__DIRECTIONS FOR THIS TASK__: State how many lines of the entries below hold the word "bold"; reply with nothing but the number.

__SUPPLIED DATA__:
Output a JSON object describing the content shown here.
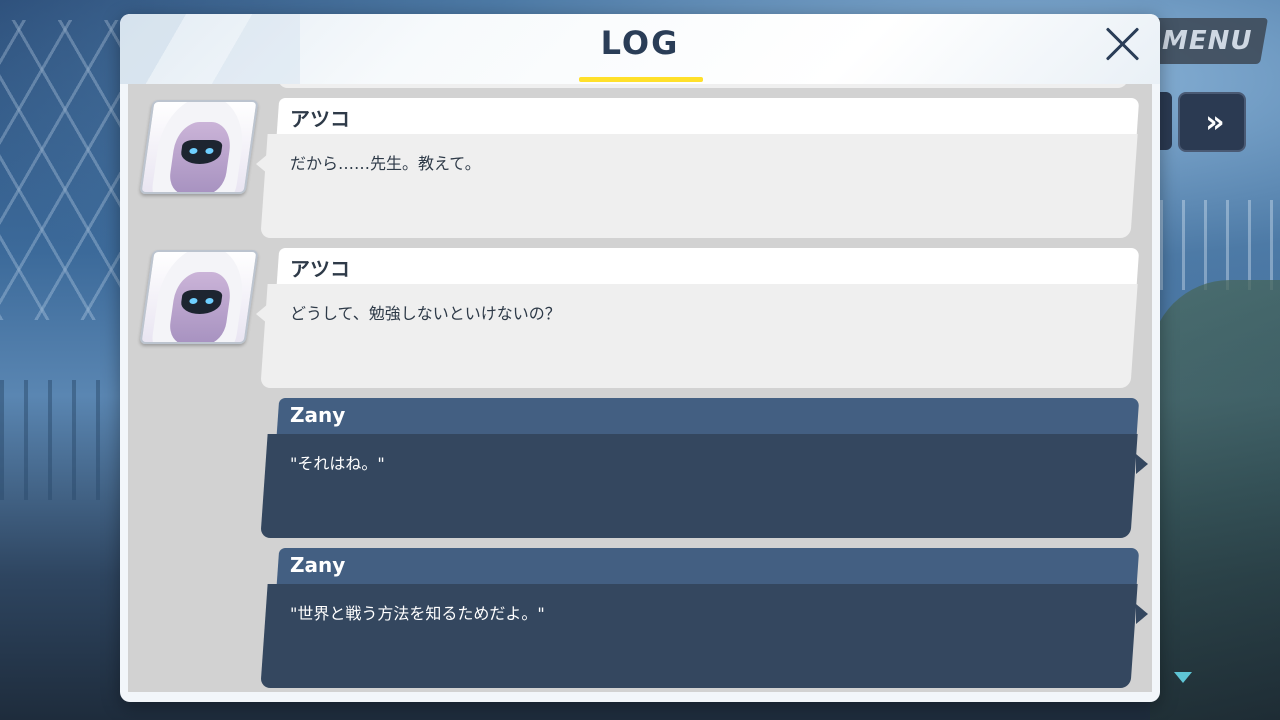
{
  "hud": {
    "menu_label": "MENU",
    "fast_forward_glyph": "»"
  },
  "log": {
    "title": "LOG",
    "close_glyph": "×",
    "entries": [
      {
        "speaker": "アツコ",
        "text": "だから……先生。教えて。",
        "avatar": "atsuko-portrait",
        "side": "npc"
      },
      {
        "speaker": "アツコ",
        "text": "どうして、勉強しないといけないの？",
        "avatar": "atsuko-portrait",
        "side": "npc"
      },
      {
        "speaker": "Zany",
        "text": "\"それはね。\"",
        "side": "player"
      },
      {
        "speaker": "Zany",
        "text": "\"世界と戦う方法を知るためだよ。\"",
        "side": "player"
      }
    ]
  },
  "colors": {
    "accent_underline": "#ffe02a",
    "player_name_bg": "#435f82",
    "player_bubble_bg": "#34475f",
    "npc_bubble_bg": "#efefef",
    "title_color": "#2a3d57"
  }
}
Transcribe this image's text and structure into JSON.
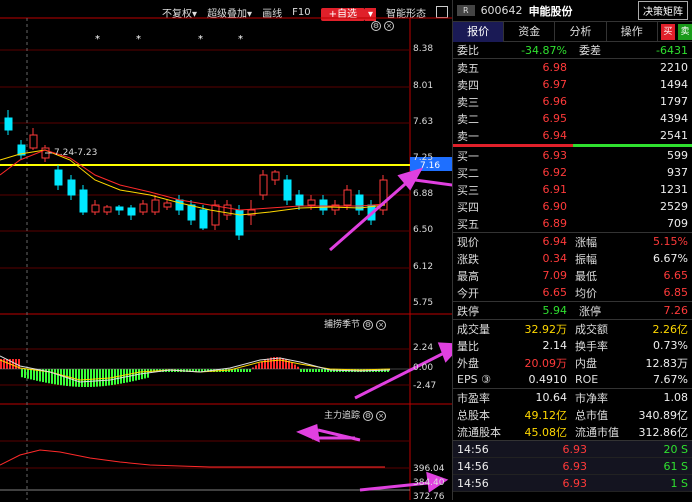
{
  "toolbar": {
    "items": [
      "不复权▾",
      "超级叠加▾",
      "画线",
      "F10"
    ],
    "add_watch": "+自选",
    "dropdown": "▾",
    "smart": "智能形态"
  },
  "price_axis": [
    "8.38",
    "8.01",
    "7.63",
    "7.25",
    "6.88",
    "6.50",
    "6.12",
    "5.75"
  ],
  "current_price_tag": "7.16",
  "range_annotation": "7.24-7.23",
  "panel2": {
    "title": "捕捞季节",
    "axis": [
      "2.24",
      "0.00",
      "-2.47"
    ]
  },
  "panel3": {
    "title": "主力追踪",
    "axis": [
      "396.04",
      "384.40",
      "372.76"
    ]
  },
  "header": {
    "badge": "R",
    "code": "600642",
    "name": "申能股份",
    "button": "决策矩阵"
  },
  "tabs": [
    "报价",
    "资金",
    "分析",
    "操作"
  ],
  "buy_btn": "买",
  "sell_btn": "卖",
  "weibi": {
    "label1": "委比",
    "value1": "-34.87%",
    "label2": "委差",
    "value2": "-6431"
  },
  "sell_orders": [
    {
      "label": "卖五",
      "price": "6.98",
      "vol": "2210"
    },
    {
      "label": "卖四",
      "price": "6.97",
      "vol": "1494"
    },
    {
      "label": "卖三",
      "price": "6.96",
      "vol": "1797"
    },
    {
      "label": "卖二",
      "price": "6.95",
      "vol": "4394"
    },
    {
      "label": "卖一",
      "price": "6.94",
      "vol": "2541"
    }
  ],
  "buy_orders": [
    {
      "label": "买一",
      "price": "6.93",
      "vol": "599"
    },
    {
      "label": "买二",
      "price": "6.92",
      "vol": "937"
    },
    {
      "label": "买三",
      "price": "6.91",
      "vol": "1231"
    },
    {
      "label": "买四",
      "price": "6.90",
      "vol": "2529"
    },
    {
      "label": "买五",
      "price": "6.89",
      "vol": "709"
    }
  ],
  "stats1": [
    {
      "l1": "现价",
      "v1": "6.94",
      "l2": "涨幅",
      "v2": "5.15%"
    },
    {
      "l1": "涨跌",
      "v1": "0.34",
      "l2": "振幅",
      "v2": "6.67%"
    },
    {
      "l1": "最高",
      "v1": "7.09",
      "l2": "最低",
      "v2": "6.65"
    },
    {
      "l1": "今开",
      "v1": "6.65",
      "l2": "均价",
      "v2": "6.85"
    }
  ],
  "limit": {
    "l1": "跌停",
    "v1": "5.94",
    "l2": "涨停",
    "v2": "7.26"
  },
  "stats2": [
    {
      "l1": "成交量",
      "v1": "32.92万",
      "l2": "成交额",
      "v2": "2.26亿"
    },
    {
      "l1": "量比",
      "v1": "2.14",
      "l2": "换手率",
      "v2": "0.73%"
    },
    {
      "l1": "外盘",
      "v1": "20.09万",
      "l2": "内盘",
      "v2": "12.83万"
    },
    {
      "l1": "EPS ③",
      "v1": "0.4910",
      "l2": "ROE",
      "v2": "7.67%"
    }
  ],
  "stats3": [
    {
      "l1": "市盈率",
      "v1": "10.64",
      "l2": "市净率",
      "v2": "1.08"
    },
    {
      "l1": "总股本",
      "v1": "49.12亿",
      "l2": "总市值",
      "v2": "340.89亿"
    },
    {
      "l1": "流通股本",
      "v1": "45.08亿",
      "l2": "流通市值",
      "v2": "312.86亿"
    }
  ],
  "ticks": [
    {
      "time": "14:56",
      "price": "6.93",
      "vol": "20 S"
    },
    {
      "time": "14:56",
      "price": "6.93",
      "vol": "61 S"
    },
    {
      "time": "14:56",
      "price": "6.93",
      "vol": "1 S"
    }
  ],
  "colors": {
    "up": "#ff3a3a",
    "down": "#00e8ff",
    "ma_yellow": "#ffd800",
    "ma_red": "#ff2a2a",
    "arrow": "#e040e0"
  }
}
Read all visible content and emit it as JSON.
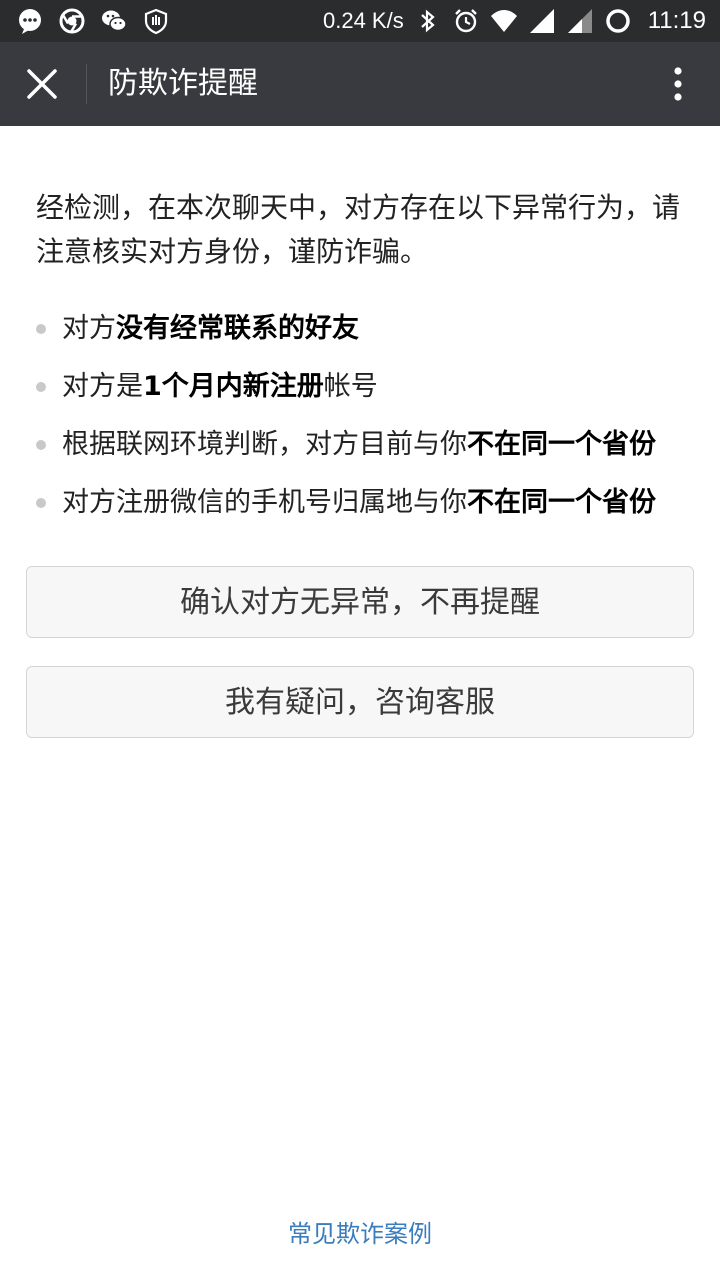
{
  "status_bar": {
    "speed": "0.24 K/s",
    "time": "11:19"
  },
  "title_bar": {
    "title": "防欺诈提醒"
  },
  "content": {
    "intro": "经检测，在本次聊天中，对方存在以下异常行为，请注意核实对方身份，谨防诈骗。",
    "items": [
      {
        "prefix": "对方",
        "bold": "没有经常联系的好友",
        "suffix": ""
      },
      {
        "prefix": "对方是",
        "bold": "1个月内新注册",
        "suffix": "帐号"
      },
      {
        "prefix": "根据联网环境判断，对方目前与你",
        "bold": "不在同一个省份",
        "suffix": ""
      },
      {
        "prefix": "对方注册微信的手机号归属地与你",
        "bold": "不在同一个省份",
        "suffix": ""
      }
    ]
  },
  "buttons": {
    "confirm_label": "确认对方无异常，不再提醒",
    "consult_label": "我有疑问，咨询客服"
  },
  "footer": {
    "link_label": "常见欺诈案例"
  },
  "colors": {
    "status_bar_bg": "#2b2c2e",
    "title_bar_bg": "#393a3f",
    "link": "#3a7dbf"
  }
}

__SOLUTION BELOW__: 4